[Begin]

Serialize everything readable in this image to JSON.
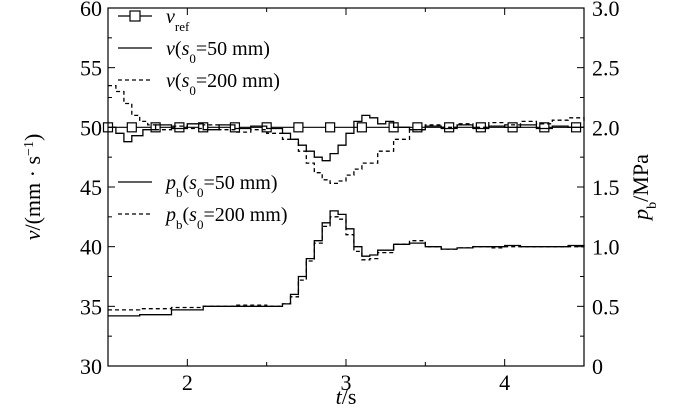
{
  "chart_data": {
    "type": "line",
    "xlabel": {
      "var": "t",
      "unit": "/s"
    },
    "ylabel_left": {
      "var": "v",
      "unit": "/(mm · s",
      "sup": "−1",
      "close": ")"
    },
    "ylabel_right": {
      "var": "p",
      "sub": "b",
      "unit": "/MPa"
    },
    "xlim": [
      1.5,
      4.5
    ],
    "ylim_left": [
      30,
      60
    ],
    "ylim_right": [
      0,
      3.0
    ],
    "x_ticks": [
      "2",
      "3",
      "4"
    ],
    "y_left_ticks": [
      "30",
      "35",
      "40",
      "45",
      "50",
      "55",
      "60"
    ],
    "y_right_ticks": [
      "0",
      "0.5",
      "1.0",
      "1.5",
      "2.0",
      "2.5",
      "3.0"
    ],
    "legend": [
      {
        "var": "v",
        "sub": "ref",
        "rest": "",
        "style": "square-marker"
      },
      {
        "var": "v",
        "sub": "",
        "rest": "(s",
        "sub2": "0",
        "tail": "=50 mm)",
        "style": "solid"
      },
      {
        "var": "v",
        "sub": "",
        "rest": "(s",
        "sub2": "0",
        "tail": "=200 mm)",
        "style": "dashed"
      },
      {
        "var": "p",
        "sub": "b",
        "rest": "(s",
        "sub2": "0",
        "tail": "=50 mm)",
        "style": "solid"
      },
      {
        "var": "p",
        "sub": "b",
        "rest": "(s",
        "sub2": "0",
        "tail": "=200 mm)",
        "style": "dashed"
      }
    ],
    "series": [
      {
        "name": "v_ref",
        "axis": "left",
        "style": "square-marker",
        "x": [
          1.5,
          1.65,
          1.8,
          1.95,
          2.1,
          2.3,
          2.5,
          2.7,
          2.9,
          3.1,
          3.3,
          3.45,
          3.65,
          3.85,
          4.05,
          4.25,
          4.45
        ],
        "y": [
          50,
          50,
          50,
          50,
          50,
          50,
          50,
          50,
          50,
          50,
          50,
          50,
          50,
          50,
          50,
          50,
          50
        ]
      },
      {
        "name": "v(s0=50 mm)",
        "axis": "left",
        "style": "solid",
        "x": [
          1.5,
          1.55,
          1.6,
          1.65,
          1.72,
          1.8,
          1.9,
          2.0,
          2.1,
          2.2,
          2.3,
          2.4,
          2.5,
          2.6,
          2.65,
          2.7,
          2.75,
          2.8,
          2.85,
          2.9,
          2.95,
          3.0,
          3.05,
          3.1,
          3.15,
          3.2,
          3.25,
          3.3,
          3.4,
          3.5,
          3.6,
          3.7,
          3.8,
          3.9,
          4.0,
          4.1,
          4.2,
          4.3,
          4.4,
          4.5
        ],
        "y": [
          50,
          49.5,
          48.8,
          49.3,
          49.8,
          50.2,
          49.9,
          50.3,
          49.8,
          50.2,
          49.9,
          50.1,
          49.9,
          49.5,
          49.0,
          48.5,
          48.0,
          47.5,
          47.2,
          47.8,
          48.5,
          49.5,
          50.5,
          51.0,
          50.8,
          50.3,
          50.5,
          50.0,
          49.8,
          50.1,
          49.9,
          50.2,
          49.9,
          50.1,
          50.0,
          50.2,
          49.9,
          50.1,
          50.0,
          50.0
        ]
      },
      {
        "name": "v(s0=200 mm)",
        "axis": "left",
        "style": "dashed",
        "x": [
          1.5,
          1.55,
          1.6,
          1.65,
          1.7,
          1.75,
          1.8,
          1.9,
          2.0,
          2.1,
          2.2,
          2.3,
          2.4,
          2.5,
          2.6,
          2.7,
          2.75,
          2.8,
          2.85,
          2.9,
          2.95,
          3.0,
          3.05,
          3.1,
          3.2,
          3.3,
          3.4,
          3.5,
          3.6,
          3.7,
          3.8,
          3.9,
          4.0,
          4.1,
          4.2,
          4.3,
          4.4,
          4.5
        ],
        "y": [
          53.5,
          53.0,
          52.0,
          51.0,
          50.5,
          50.2,
          49.8,
          50.1,
          49.9,
          50.2,
          49.8,
          49.6,
          49.8,
          49.5,
          49.0,
          48.0,
          47.0,
          46.2,
          45.6,
          45.3,
          45.5,
          46.0,
          46.5,
          47.0,
          48.0,
          49.0,
          49.8,
          50.2,
          50.0,
          50.3,
          50.0,
          50.4,
          50.2,
          50.5,
          50.3,
          50.6,
          50.8,
          50.5
        ]
      },
      {
        "name": "pb(s0=50 mm)",
        "axis": "right",
        "style": "solid",
        "x": [
          1.5,
          1.7,
          1.9,
          2.1,
          2.3,
          2.5,
          2.6,
          2.65,
          2.7,
          2.75,
          2.8,
          2.85,
          2.9,
          2.95,
          3.0,
          3.05,
          3.1,
          3.15,
          3.2,
          3.3,
          3.4,
          3.5,
          3.6,
          3.7,
          3.8,
          3.9,
          4.0,
          4.1,
          4.2,
          4.3,
          4.4,
          4.5
        ],
        "y": [
          0.42,
          0.43,
          0.47,
          0.5,
          0.5,
          0.5,
          0.52,
          0.6,
          0.75,
          0.9,
          1.05,
          1.2,
          1.3,
          1.27,
          1.15,
          1.0,
          0.92,
          0.93,
          0.97,
          1.02,
          1.03,
          1.0,
          0.98,
          0.99,
          1.0,
          1.0,
          1.01,
          1.0,
          1.0,
          1.0,
          1.01,
          1.0
        ]
      },
      {
        "name": "pb(s0=200 mm)",
        "axis": "right",
        "style": "dashed",
        "x": [
          1.5,
          1.7,
          1.9,
          2.1,
          2.3,
          2.5,
          2.6,
          2.65,
          2.7,
          2.75,
          2.8,
          2.85,
          2.9,
          2.95,
          3.0,
          3.05,
          3.1,
          3.15,
          3.2,
          3.3,
          3.4,
          3.5,
          3.6,
          3.7,
          3.8,
          3.9,
          4.0,
          4.1,
          4.2,
          4.3,
          4.4,
          4.5
        ],
        "y": [
          0.47,
          0.48,
          0.49,
          0.5,
          0.51,
          0.5,
          0.52,
          0.58,
          0.72,
          0.88,
          1.03,
          1.17,
          1.25,
          1.23,
          1.1,
          0.96,
          0.89,
          0.9,
          0.95,
          1.02,
          1.05,
          1.0,
          0.98,
          0.99,
          1.0,
          0.99,
          1.0,
          1.0,
          1.0,
          1.0,
          1.0,
          1.0
        ]
      }
    ]
  }
}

[End]

Set problem. Reproduce the full material exactly, excluding the pictures.

Written response.
Serialize everything readable in this image to JSON.
{
  "chart_data": {
    "type": "line",
    "xlabel": {
      "var": "t",
      "unit": "/s"
    },
    "ylabel_left": {
      "var": "v",
      "unit": "/(mm · s",
      "sup": "−1",
      "close": ")"
    },
    "ylabel_right": {
      "var": "p",
      "sub": "b",
      "unit": "/MPa"
    },
    "xlim": [
      1.5,
      4.5
    ],
    "ylim_left": [
      30,
      60
    ],
    "ylim_right": [
      0,
      3.0
    ],
    "x_ticks": [
      "2",
      "3",
      "4"
    ],
    "y_left_ticks": [
      "30",
      "35",
      "40",
      "45",
      "50",
      "55",
      "60"
    ],
    "y_right_ticks": [
      "0",
      "0.5",
      "1.0",
      "1.5",
      "2.0",
      "2.5",
      "3.0"
    ],
    "legend": [
      {
        "var": "v",
        "sub": "ref",
        "rest": "",
        "style": "square-marker"
      },
      {
        "var": "v",
        "sub": "",
        "rest": "(s",
        "sub2": "0",
        "tail": "=50 mm)",
        "style": "solid"
      },
      {
        "var": "v",
        "sub": "",
        "rest": "(s",
        "sub2": "0",
        "tail": "=200 mm)",
        "style": "dashed"
      },
      {
        "var": "p",
        "sub": "b",
        "rest": "(s",
        "sub2": "0",
        "tail": "=50 mm)",
        "style": "solid"
      },
      {
        "var": "p",
        "sub": "b",
        "rest": "(s",
        "sub2": "0",
        "tail": "=200 mm)",
        "style": "dashed"
      }
    ],
    "series": [
      {
        "name": "v_ref",
        "axis": "left",
        "style": "square-marker",
        "x": [
          1.5,
          1.65,
          1.8,
          1.95,
          2.1,
          2.3,
          2.5,
          2.7,
          2.9,
          3.1,
          3.3,
          3.45,
          3.65,
          3.85,
          4.05,
          4.25,
          4.45
        ],
        "y": [
          50,
          50,
          50,
          50,
          50,
          50,
          50,
          50,
          50,
          50,
          50,
          50,
          50,
          50,
          50,
          50,
          50
        ]
      },
      {
        "name": "v(s0=50 mm)",
        "axis": "left",
        "style": "solid",
        "x": [
          1.5,
          1.55,
          1.6,
          1.65,
          1.72,
          1.8,
          1.9,
          2.0,
          2.1,
          2.2,
          2.3,
          2.4,
          2.5,
          2.6,
          2.65,
          2.7,
          2.75,
          2.8,
          2.85,
          2.9,
          2.95,
          3.0,
          3.05,
          3.1,
          3.15,
          3.2,
          3.25,
          3.3,
          3.4,
          3.5,
          3.6,
          3.7,
          3.8,
          3.9,
          4.0,
          4.1,
          4.2,
          4.3,
          4.4,
          4.5
        ],
        "y": [
          50,
          49.5,
          48.8,
          49.3,
          49.8,
          50.2,
          49.9,
          50.3,
          49.8,
          50.2,
          49.9,
          50.1,
          49.9,
          49.5,
          49.0,
          48.5,
          48.0,
          47.5,
          47.2,
          47.8,
          48.5,
          49.5,
          50.5,
          51.0,
          50.8,
          50.3,
          50.5,
          50.0,
          49.8,
          50.1,
          49.9,
          50.2,
          49.9,
          50.1,
          50.0,
          50.2,
          49.9,
          50.1,
          50.0,
          50.0
        ]
      },
      {
        "name": "v(s0=200 mm)",
        "axis": "left",
        "style": "dashed",
        "x": [
          1.5,
          1.55,
          1.6,
          1.65,
          1.7,
          1.75,
          1.8,
          1.9,
          2.0,
          2.1,
          2.2,
          2.3,
          2.4,
          2.5,
          2.6,
          2.7,
          2.75,
          2.8,
          2.85,
          2.9,
          2.95,
          3.0,
          3.05,
          3.1,
          3.2,
          3.3,
          3.4,
          3.5,
          3.6,
          3.7,
          3.8,
          3.9,
          4.0,
          4.1,
          4.2,
          4.3,
          4.4,
          4.5
        ],
        "y": [
          53.5,
          53.0,
          52.0,
          51.0,
          50.5,
          50.2,
          49.8,
          50.1,
          49.9,
          50.2,
          49.8,
          49.6,
          49.8,
          49.5,
          49.0,
          48.0,
          47.0,
          46.2,
          45.6,
          45.3,
          45.5,
          46.0,
          46.5,
          47.0,
          48.0,
          49.0,
          49.8,
          50.2,
          50.0,
          50.3,
          50.0,
          50.4,
          50.2,
          50.5,
          50.3,
          50.6,
          50.8,
          50.5
        ]
      },
      {
        "name": "pb(s0=50 mm)",
        "axis": "right",
        "style": "solid",
        "x": [
          1.5,
          1.7,
          1.9,
          2.1,
          2.3,
          2.5,
          2.6,
          2.65,
          2.7,
          2.75,
          2.8,
          2.85,
          2.9,
          2.95,
          3.0,
          3.05,
          3.1,
          3.15,
          3.2,
          3.3,
          3.4,
          3.5,
          3.6,
          3.7,
          3.8,
          3.9,
          4.0,
          4.1,
          4.2,
          4.3,
          4.4,
          4.5
        ],
        "y": [
          0.42,
          0.43,
          0.47,
          0.5,
          0.5,
          0.5,
          0.52,
          0.6,
          0.75,
          0.9,
          1.05,
          1.2,
          1.3,
          1.27,
          1.15,
          1.0,
          0.92,
          0.93,
          0.97,
          1.02,
          1.03,
          1.0,
          0.98,
          0.99,
          1.0,
          1.0,
          1.01,
          1.0,
          1.0,
          1.0,
          1.01,
          1.0
        ]
      },
      {
        "name": "pb(s0=200 mm)",
        "axis": "right",
        "style": "dashed",
        "x": [
          1.5,
          1.7,
          1.9,
          2.1,
          2.3,
          2.5,
          2.6,
          2.65,
          2.7,
          2.75,
          2.8,
          2.85,
          2.9,
          2.95,
          3.0,
          3.05,
          3.1,
          3.15,
          3.2,
          3.3,
          3.4,
          3.5,
          3.6,
          3.7,
          3.8,
          3.9,
          4.0,
          4.1,
          4.2,
          4.3,
          4.4,
          4.5
        ],
        "y": [
          0.47,
          0.48,
          0.49,
          0.5,
          0.51,
          0.5,
          0.52,
          0.58,
          0.72,
          0.88,
          1.03,
          1.17,
          1.25,
          1.23,
          1.1,
          0.96,
          0.89,
          0.9,
          0.95,
          1.02,
          1.05,
          1.0,
          0.98,
          0.99,
          1.0,
          0.99,
          1.0,
          1.0,
          1.0,
          1.0,
          1.0,
          1.0
        ]
      }
    ]
  }
}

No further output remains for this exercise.